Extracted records
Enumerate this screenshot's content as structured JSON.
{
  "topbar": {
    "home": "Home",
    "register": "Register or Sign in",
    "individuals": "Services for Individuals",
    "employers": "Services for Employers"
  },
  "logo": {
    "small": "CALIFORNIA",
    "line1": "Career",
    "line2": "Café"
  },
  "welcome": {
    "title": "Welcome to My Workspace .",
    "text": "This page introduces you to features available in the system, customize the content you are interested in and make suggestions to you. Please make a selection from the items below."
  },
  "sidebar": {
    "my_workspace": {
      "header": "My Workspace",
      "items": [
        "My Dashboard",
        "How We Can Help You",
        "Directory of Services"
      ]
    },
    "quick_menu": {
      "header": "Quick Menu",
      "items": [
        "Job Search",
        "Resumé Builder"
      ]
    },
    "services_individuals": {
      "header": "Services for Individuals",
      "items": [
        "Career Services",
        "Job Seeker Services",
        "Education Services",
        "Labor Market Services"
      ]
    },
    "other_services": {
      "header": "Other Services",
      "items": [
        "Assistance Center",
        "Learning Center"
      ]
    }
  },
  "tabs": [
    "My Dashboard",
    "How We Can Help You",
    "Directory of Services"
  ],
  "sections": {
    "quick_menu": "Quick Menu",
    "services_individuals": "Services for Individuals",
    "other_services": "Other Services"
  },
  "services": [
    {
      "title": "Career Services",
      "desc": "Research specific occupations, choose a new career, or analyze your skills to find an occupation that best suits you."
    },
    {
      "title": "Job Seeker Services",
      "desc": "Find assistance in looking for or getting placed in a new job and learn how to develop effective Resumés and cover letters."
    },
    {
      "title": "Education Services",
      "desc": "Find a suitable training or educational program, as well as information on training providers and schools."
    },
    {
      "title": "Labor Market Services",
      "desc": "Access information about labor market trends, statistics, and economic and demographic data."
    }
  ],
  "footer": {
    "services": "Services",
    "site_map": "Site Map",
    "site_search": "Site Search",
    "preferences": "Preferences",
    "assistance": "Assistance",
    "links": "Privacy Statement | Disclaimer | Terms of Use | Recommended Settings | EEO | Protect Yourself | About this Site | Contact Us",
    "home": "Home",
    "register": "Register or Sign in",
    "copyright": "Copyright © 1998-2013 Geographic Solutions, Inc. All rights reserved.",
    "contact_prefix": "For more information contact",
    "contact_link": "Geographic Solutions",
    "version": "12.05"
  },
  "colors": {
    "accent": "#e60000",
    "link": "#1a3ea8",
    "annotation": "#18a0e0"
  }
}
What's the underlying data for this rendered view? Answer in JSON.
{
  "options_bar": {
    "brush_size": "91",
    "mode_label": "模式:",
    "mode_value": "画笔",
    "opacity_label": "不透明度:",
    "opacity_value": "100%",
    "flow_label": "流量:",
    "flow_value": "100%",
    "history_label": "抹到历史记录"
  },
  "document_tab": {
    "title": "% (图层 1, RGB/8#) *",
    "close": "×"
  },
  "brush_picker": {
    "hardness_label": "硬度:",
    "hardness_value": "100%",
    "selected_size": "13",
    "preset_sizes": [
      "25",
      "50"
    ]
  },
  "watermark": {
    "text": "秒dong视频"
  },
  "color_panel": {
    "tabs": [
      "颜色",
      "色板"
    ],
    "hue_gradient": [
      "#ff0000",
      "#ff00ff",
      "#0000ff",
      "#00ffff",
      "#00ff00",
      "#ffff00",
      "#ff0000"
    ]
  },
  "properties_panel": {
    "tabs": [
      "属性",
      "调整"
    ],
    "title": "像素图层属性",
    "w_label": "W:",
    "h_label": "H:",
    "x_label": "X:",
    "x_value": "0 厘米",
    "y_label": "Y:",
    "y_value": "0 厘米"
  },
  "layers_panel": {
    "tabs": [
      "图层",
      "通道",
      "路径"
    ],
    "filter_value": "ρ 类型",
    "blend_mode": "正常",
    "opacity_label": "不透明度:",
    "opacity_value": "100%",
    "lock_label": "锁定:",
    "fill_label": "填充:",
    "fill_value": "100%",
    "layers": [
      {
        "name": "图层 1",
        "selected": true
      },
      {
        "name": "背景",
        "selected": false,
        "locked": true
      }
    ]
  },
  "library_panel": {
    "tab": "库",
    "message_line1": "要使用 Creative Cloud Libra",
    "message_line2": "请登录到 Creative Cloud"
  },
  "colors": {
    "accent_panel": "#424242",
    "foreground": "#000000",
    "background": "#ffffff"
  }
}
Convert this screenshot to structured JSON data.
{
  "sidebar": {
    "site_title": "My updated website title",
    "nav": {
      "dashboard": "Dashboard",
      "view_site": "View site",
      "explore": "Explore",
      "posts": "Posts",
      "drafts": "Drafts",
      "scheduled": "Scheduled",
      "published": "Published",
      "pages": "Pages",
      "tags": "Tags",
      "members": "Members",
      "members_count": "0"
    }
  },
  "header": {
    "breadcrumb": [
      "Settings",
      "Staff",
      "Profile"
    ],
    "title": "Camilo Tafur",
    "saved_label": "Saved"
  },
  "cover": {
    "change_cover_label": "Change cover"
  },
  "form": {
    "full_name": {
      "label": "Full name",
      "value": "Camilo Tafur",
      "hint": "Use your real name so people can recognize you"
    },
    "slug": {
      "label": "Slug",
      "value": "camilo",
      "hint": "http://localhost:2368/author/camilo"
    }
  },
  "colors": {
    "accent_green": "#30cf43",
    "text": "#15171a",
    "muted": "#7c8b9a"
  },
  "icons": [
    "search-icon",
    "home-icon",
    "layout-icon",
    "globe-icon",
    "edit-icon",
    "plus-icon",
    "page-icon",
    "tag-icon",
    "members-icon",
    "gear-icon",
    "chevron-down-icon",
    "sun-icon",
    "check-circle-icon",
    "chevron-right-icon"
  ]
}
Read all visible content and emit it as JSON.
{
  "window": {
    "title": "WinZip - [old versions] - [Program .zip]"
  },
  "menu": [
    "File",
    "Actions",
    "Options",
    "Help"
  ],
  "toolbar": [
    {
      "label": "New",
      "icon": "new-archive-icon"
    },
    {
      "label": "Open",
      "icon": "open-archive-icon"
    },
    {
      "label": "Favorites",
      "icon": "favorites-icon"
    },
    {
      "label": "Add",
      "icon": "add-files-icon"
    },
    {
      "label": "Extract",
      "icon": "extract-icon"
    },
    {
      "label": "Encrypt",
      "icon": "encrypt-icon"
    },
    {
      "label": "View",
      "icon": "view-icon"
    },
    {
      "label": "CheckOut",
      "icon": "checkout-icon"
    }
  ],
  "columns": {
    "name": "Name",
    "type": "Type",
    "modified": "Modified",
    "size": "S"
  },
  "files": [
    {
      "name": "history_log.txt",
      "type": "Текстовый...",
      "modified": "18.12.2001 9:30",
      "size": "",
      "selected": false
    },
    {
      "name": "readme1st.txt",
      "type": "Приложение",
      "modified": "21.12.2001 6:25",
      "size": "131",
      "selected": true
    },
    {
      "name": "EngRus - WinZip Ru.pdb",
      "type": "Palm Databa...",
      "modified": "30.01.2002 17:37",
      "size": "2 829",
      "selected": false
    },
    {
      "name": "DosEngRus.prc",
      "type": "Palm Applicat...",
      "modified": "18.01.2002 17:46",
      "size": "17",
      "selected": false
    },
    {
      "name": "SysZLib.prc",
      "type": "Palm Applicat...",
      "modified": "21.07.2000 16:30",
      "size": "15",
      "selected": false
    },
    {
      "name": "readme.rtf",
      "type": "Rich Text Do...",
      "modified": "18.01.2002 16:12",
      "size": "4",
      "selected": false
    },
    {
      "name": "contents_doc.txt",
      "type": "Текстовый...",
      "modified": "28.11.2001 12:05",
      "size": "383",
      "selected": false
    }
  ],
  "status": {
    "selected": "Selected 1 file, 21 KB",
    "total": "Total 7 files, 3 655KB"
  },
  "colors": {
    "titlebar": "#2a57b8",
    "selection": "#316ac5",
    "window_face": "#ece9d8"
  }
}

(What to do): Copy out each line in the preceding records that contains "structured".

(Solution for this exercise):
Enumerate this screenshot's content as structured JSON.
Convert this screenshot to structured JSON data.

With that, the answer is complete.